## Instructions for the task
Answer with one number: the count of lines in the listing below that hold the word "color".

## Input records
--- START ---

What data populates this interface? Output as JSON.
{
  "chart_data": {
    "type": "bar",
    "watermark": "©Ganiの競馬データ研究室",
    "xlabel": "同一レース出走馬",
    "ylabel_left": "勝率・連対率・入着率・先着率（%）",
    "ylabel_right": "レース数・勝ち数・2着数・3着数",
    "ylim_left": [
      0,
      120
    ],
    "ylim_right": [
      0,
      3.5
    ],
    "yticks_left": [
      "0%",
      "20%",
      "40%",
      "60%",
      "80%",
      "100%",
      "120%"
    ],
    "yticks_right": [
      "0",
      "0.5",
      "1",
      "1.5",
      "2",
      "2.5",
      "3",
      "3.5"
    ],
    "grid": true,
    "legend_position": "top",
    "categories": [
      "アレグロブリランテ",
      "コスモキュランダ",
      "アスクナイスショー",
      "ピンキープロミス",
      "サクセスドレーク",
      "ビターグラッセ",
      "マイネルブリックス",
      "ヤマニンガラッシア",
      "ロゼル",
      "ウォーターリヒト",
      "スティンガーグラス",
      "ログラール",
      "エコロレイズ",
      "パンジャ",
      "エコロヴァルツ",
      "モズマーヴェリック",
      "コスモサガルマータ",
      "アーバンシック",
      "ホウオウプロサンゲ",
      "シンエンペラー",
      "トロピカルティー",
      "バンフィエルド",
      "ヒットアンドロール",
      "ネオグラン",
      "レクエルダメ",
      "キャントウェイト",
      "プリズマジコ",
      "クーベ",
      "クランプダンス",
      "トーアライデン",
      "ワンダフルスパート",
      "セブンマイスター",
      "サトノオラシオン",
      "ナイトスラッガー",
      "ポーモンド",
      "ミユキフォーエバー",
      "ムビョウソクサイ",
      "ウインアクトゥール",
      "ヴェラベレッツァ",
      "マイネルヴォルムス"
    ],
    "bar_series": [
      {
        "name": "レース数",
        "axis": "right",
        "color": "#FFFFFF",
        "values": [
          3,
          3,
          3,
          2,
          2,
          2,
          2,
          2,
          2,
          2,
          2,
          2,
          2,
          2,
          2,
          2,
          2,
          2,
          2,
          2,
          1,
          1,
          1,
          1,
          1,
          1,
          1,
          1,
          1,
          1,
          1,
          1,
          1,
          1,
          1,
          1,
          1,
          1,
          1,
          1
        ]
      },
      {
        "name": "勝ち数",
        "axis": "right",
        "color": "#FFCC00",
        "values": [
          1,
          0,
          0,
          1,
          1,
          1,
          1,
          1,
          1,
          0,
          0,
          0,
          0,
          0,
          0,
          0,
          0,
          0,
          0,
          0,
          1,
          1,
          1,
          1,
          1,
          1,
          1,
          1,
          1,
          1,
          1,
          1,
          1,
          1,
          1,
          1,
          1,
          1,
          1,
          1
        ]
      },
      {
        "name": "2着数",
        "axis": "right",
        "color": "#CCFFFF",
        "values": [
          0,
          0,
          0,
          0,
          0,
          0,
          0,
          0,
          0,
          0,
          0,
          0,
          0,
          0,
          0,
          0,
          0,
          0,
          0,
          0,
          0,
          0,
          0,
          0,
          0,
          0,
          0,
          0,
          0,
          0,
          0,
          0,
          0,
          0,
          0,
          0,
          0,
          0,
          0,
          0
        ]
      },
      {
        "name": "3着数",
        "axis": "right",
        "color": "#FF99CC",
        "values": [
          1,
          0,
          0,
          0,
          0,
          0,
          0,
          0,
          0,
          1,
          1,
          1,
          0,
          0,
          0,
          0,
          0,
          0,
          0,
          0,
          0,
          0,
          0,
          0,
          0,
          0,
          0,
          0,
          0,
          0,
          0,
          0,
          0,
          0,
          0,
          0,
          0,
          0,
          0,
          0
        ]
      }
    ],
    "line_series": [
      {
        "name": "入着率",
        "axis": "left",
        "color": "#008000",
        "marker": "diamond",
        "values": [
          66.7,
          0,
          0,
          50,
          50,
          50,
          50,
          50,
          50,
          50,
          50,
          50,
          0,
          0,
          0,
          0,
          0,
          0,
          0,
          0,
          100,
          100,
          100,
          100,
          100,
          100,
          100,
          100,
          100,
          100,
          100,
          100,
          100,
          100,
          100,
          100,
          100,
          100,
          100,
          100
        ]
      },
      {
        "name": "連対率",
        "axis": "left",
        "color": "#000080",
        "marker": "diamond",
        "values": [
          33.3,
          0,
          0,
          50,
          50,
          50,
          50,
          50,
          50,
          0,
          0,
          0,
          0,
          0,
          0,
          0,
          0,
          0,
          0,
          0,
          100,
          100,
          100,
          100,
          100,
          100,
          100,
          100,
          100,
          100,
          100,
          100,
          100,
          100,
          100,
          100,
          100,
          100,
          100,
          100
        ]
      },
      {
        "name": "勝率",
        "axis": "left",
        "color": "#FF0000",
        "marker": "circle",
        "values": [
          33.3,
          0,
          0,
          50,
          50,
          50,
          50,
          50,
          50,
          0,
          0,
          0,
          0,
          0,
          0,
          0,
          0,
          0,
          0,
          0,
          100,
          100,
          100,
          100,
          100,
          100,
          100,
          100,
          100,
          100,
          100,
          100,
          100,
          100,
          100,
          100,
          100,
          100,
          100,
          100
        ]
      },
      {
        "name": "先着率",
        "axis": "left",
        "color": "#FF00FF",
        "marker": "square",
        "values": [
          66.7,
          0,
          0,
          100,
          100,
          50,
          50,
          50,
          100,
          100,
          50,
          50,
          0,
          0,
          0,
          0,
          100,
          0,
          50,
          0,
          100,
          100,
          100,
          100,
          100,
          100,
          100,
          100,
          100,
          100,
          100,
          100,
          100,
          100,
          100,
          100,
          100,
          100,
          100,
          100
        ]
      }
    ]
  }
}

--- END ---

## Completed task
8